• **Instructions to follow**
Each line that holds the word "Washington" counts once; report how many lines do so and nothing else.
.....
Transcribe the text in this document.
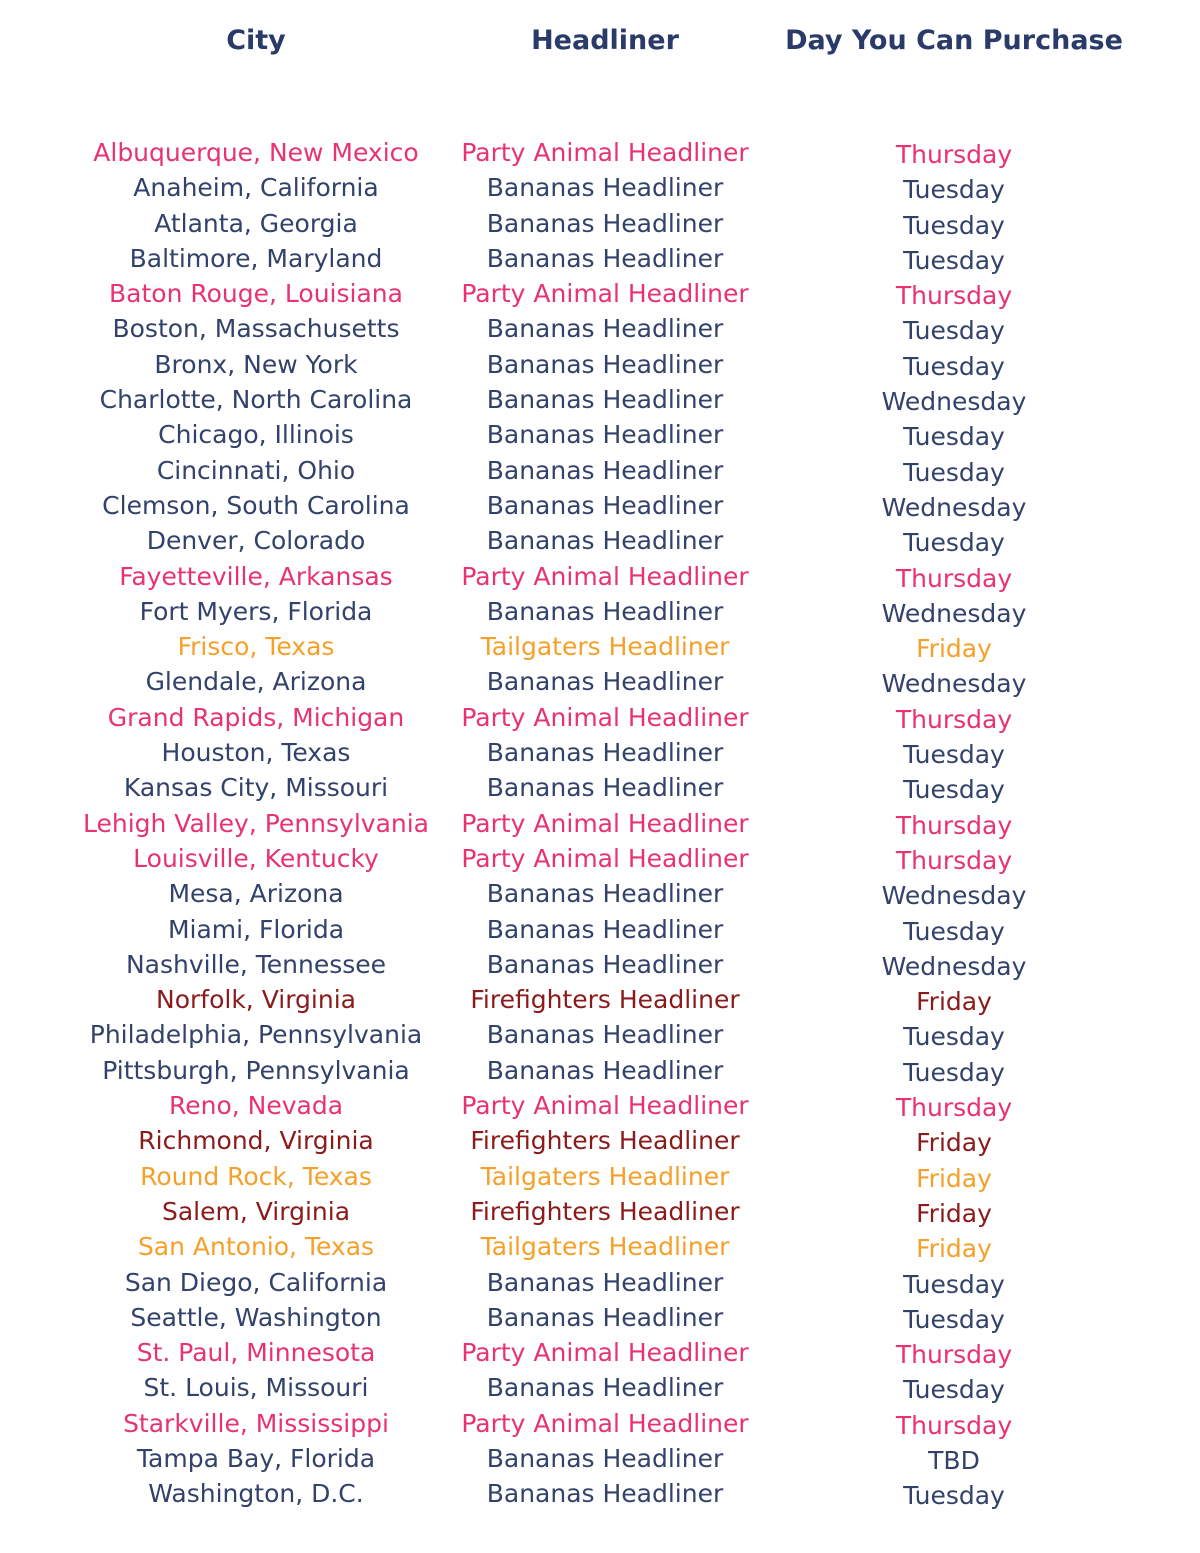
City	Headliner	Day You Can Purchase
Albuquerque, New Mexico	Party Animal Headliner	Thursday
Anaheim, California	Bananas Headliner	Tuesday
Atlanta, Georgia	Bananas Headliner	Tuesday
Baltimore, Maryland	Bananas Headliner	Tuesday
Baton Rouge, Louisiana	Party Animal Headliner	Thursday
Boston, Massachusetts	Bananas Headliner	Tuesday
Bronx, New York	Bananas Headliner	Tuesday
Charlotte, North Carolina	Bananas Headliner	Wednesday
Chicago, Illinois	Bananas Headliner	Tuesday
Cincinnati, Ohio	Bananas Headliner	Tuesday
Clemson, South Carolina	Bananas Headliner	Wednesday
Denver, Colorado	Bananas Headliner	Tuesday
Fayetteville, Arkansas	Party Animal Headliner	Thursday
Fort Myers, Florida	Bananas Headliner	Wednesday
Frisco, Texas	Tailgaters Headliner	Friday
Glendale, Arizona	Bananas Headliner	Wednesday
Grand Rapids, Michigan	Party Animal Headliner	Thursday
Houston, Texas	Bananas Headliner	Tuesday
Kansas City, Missouri	Bananas Headliner	Tuesday
Lehigh Valley, Pennsylvania	Party Animal Headliner	Thursday
Louisville, Kentucky	Party Animal Headliner	Thursday
Mesa, Arizona	Bananas Headliner	Wednesday
Miami, Florida	Bananas Headliner	Tuesday
Nashville, Tennessee	Bananas Headliner	Wednesday
Norfolk, Virginia	Firefighters Headliner	Friday
Philadelphia, Pennsylvania	Bananas Headliner	Tuesday
Pittsburgh, Pennsylvania	Bananas Headliner	Tuesday
Reno, Nevada	Party Animal Headliner	Thursday
Richmond, Virginia	Firefighters Headliner	Friday
Round Rock, Texas	Tailgaters Headliner	Friday
Salem, Virginia	Firefighters Headliner	Friday
San Antonio, Texas	Tailgaters Headliner	Friday
San Diego, California	Bananas Headliner	Tuesday
Seattle, Washington	Bananas Headliner	Tuesday
St. Paul, Minnesota	Party Animal Headliner	Thursday
St. Louis, Missouri	Bananas Headliner	Tuesday
Starkville, Mississippi	Party Animal Headliner	Thursday
Tampa Bay, Florida	Bananas Headliner	TBD
Washington, D.C.	Bananas Headliner	Tuesday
.....
• **Worked answer**
2